GIVEN TASK: Every record that follows should be printed verbatim.

- - -

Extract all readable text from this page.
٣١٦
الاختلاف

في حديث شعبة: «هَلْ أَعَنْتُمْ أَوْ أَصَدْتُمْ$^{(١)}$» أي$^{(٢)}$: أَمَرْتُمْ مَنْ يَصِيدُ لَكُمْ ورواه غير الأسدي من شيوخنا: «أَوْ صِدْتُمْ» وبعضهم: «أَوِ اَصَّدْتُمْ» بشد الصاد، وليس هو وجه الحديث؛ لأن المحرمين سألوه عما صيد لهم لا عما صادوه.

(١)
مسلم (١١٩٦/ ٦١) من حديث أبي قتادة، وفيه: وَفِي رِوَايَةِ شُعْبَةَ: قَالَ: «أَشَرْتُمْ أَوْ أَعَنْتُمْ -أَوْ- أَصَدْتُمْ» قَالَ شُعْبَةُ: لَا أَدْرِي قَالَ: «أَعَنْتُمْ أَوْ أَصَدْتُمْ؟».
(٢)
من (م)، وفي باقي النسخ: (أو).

- - -

COMPLETED TASK:
Extract all readable text from this page.
٣١٦
الاختلاف

في حديث شعبة: «هَلْ أَعَنْتُمْ أَوْ أَصَدْتُمْ$^{(١)}$» أي$^{(٢)}$: أَمَرْتُمْ مَنْ يَصِيدُ لَكُمْ ورواه غير الأسدي من شيوخنا: «أَوْ صِدْتُمْ» وبعضهم: «أَوِ اَصَّدْتُمْ» بشد الصاد، وليس هو وجه الحديث؛ لأن المحرمين سألوه عما صيد لهم لا عما صادوه.

(١)
مسلم (١١٩٦/ ٦١) من حديث أبي قتادة، وفيه: وَفِي رِوَايَةِ شُعْبَةَ: قَالَ: «أَشَرْتُمْ أَوْ أَعَنْتُمْ -أَوْ- أَصَدْتُمْ» قَالَ شُعْبَةُ: لَا أَدْرِي قَالَ: «أَعَنْتُمْ أَوْ أَصَدْتُمْ؟».
(٢)
من (م)، وفي باقي النسخ: (أو).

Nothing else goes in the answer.